Locate the word "problems" in the entries below, then gather every line that holds it.

DATASET CONTENT:
○ ○ ○ ○

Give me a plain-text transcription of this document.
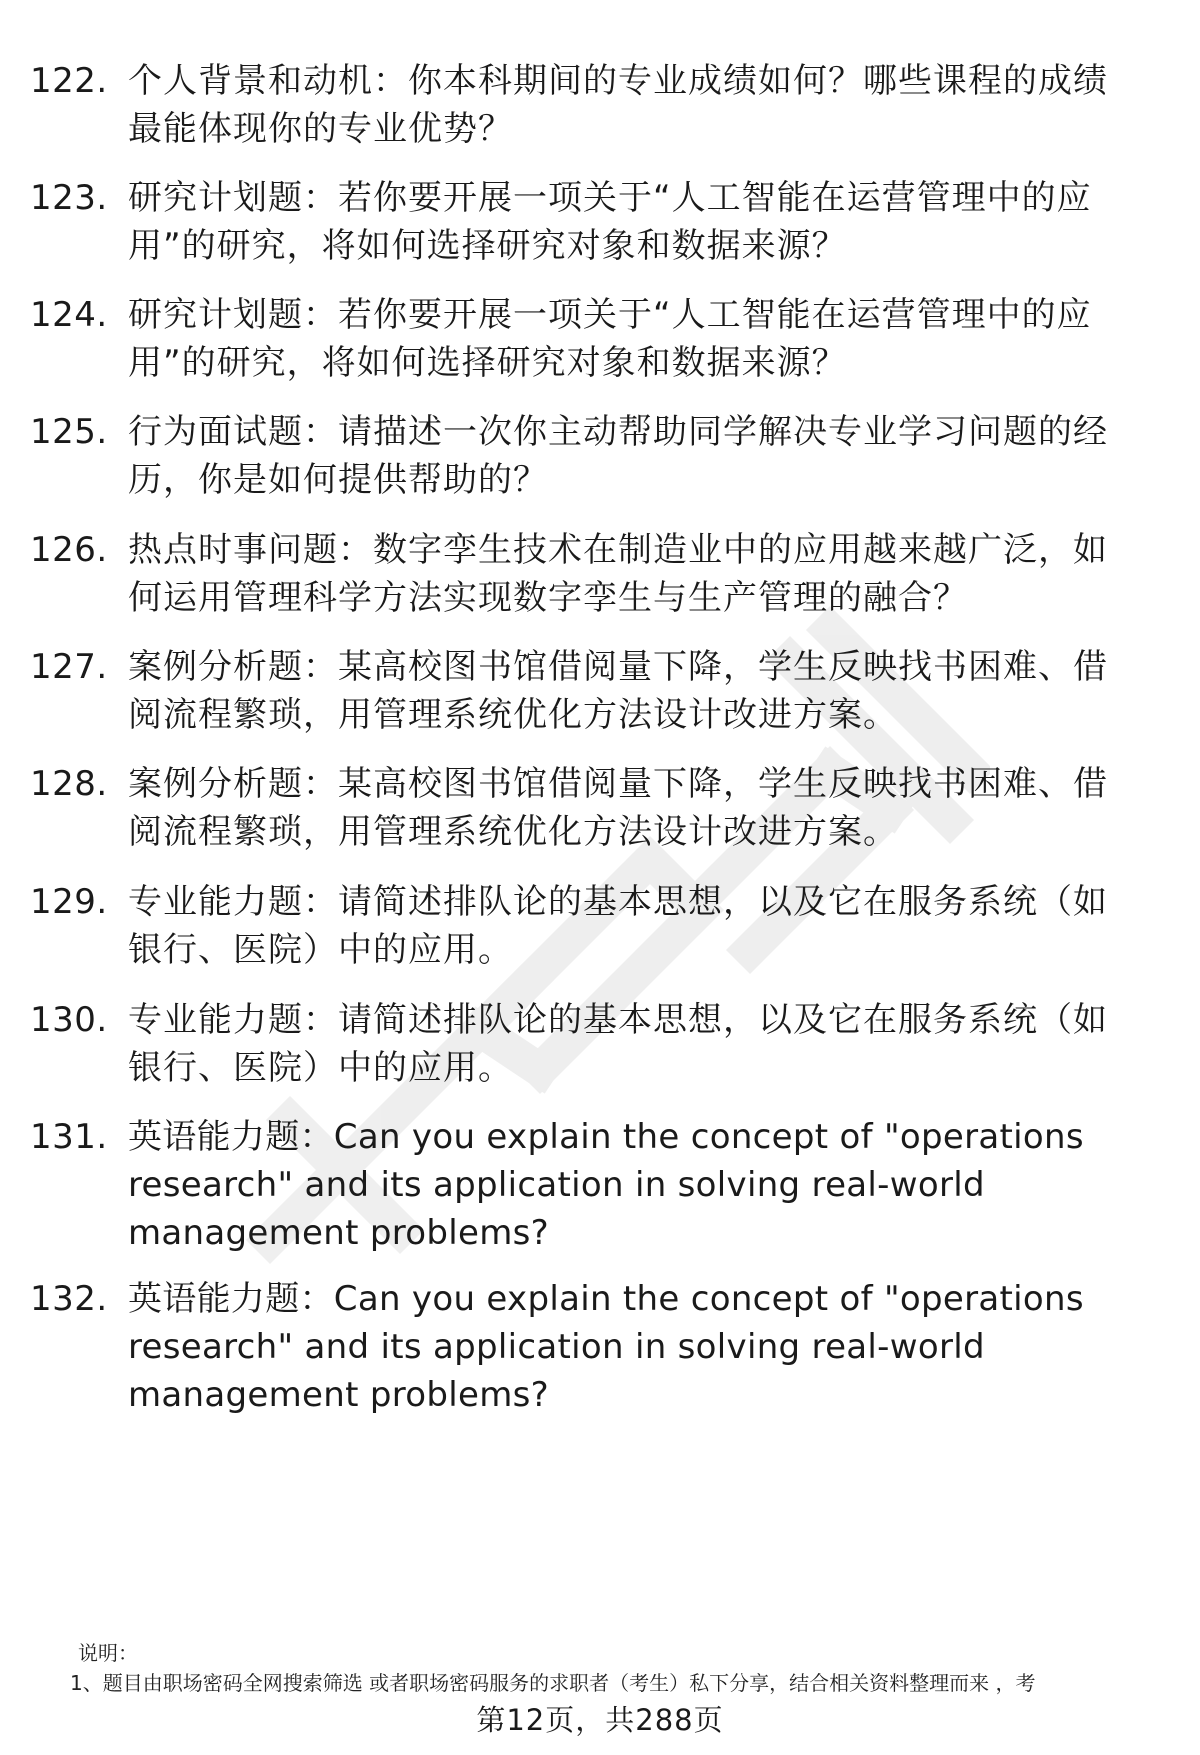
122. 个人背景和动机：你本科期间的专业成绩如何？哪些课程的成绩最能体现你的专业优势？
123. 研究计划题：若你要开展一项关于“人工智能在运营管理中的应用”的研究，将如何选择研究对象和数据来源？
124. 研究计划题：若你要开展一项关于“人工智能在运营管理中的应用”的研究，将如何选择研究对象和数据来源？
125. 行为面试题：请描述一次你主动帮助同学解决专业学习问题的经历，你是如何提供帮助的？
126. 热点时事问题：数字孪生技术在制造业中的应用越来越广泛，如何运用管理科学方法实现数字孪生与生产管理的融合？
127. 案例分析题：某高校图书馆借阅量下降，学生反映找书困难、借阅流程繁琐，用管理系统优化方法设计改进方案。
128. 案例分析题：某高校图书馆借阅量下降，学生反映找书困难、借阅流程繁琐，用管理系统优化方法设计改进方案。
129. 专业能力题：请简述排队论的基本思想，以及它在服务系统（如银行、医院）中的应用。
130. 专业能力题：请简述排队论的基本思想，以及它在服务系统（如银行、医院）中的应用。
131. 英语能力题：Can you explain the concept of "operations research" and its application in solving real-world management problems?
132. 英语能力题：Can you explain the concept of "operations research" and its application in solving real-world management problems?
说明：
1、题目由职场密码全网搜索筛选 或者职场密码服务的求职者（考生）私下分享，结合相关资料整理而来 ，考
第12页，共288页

○ ○ ○ ○

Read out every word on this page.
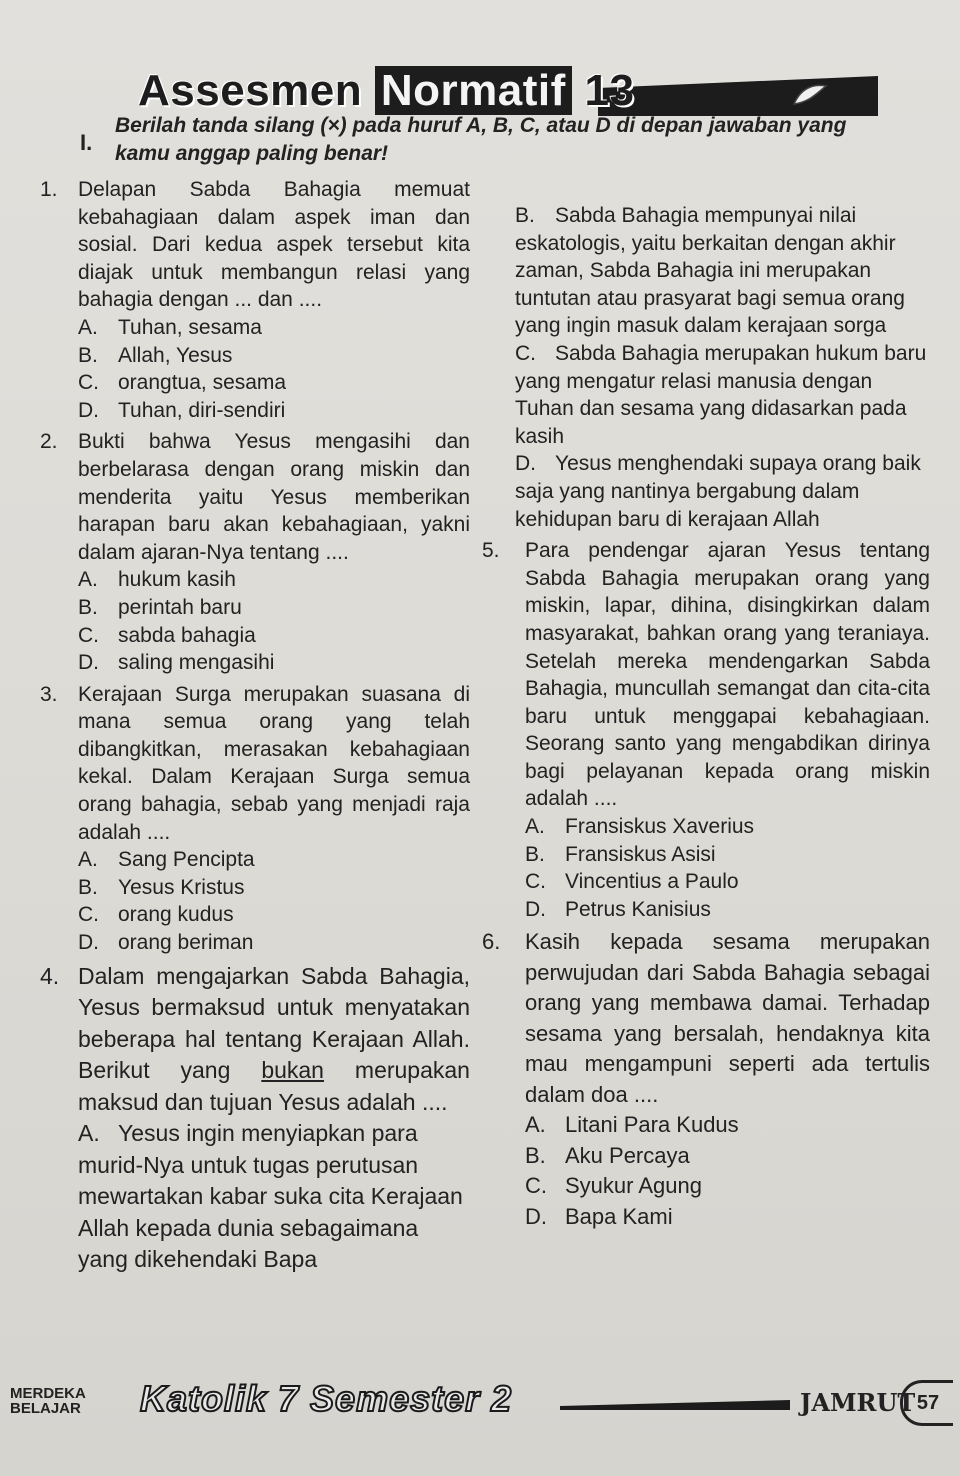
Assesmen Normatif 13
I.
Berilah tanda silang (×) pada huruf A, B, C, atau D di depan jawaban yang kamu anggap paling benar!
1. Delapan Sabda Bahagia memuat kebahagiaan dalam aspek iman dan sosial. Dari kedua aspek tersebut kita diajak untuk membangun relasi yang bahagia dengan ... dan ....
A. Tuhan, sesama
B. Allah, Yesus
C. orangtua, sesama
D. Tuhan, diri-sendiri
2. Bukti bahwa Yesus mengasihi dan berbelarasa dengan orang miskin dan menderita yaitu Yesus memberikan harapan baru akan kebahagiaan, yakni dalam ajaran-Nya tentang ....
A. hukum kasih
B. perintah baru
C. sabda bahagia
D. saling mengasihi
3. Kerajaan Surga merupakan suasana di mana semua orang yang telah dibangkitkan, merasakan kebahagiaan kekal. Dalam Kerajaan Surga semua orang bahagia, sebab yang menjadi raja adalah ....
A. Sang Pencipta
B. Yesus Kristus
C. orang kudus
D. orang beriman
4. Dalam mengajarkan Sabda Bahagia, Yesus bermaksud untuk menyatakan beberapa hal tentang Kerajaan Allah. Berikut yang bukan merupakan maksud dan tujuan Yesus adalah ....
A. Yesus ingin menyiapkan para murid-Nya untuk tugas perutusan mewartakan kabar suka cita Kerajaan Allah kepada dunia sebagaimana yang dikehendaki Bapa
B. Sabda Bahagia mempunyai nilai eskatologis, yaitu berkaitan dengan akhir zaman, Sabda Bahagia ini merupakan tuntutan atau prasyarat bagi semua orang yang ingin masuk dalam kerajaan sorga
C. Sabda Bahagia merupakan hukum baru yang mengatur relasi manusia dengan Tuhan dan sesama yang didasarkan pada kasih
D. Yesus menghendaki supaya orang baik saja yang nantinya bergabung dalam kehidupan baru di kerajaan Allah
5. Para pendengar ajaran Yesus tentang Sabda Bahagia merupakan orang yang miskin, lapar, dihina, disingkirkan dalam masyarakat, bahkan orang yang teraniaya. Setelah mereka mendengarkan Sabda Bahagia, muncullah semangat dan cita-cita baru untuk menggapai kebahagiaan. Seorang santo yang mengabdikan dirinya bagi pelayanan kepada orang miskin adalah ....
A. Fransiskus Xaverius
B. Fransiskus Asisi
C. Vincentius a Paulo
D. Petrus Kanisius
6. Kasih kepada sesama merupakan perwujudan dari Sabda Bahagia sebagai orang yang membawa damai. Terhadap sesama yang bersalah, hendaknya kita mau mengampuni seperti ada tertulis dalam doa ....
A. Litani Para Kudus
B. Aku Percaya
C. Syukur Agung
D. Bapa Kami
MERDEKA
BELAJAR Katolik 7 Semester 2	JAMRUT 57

○ ○ ○ ○

WRITTEN ANSWER:
131. 英语能力题：Can you explain the concept of "operations research" and its application in solving real-world management problems?
132. 英语能力题：Can you explain the concept of "operations research" and its application in solving real-world management problems?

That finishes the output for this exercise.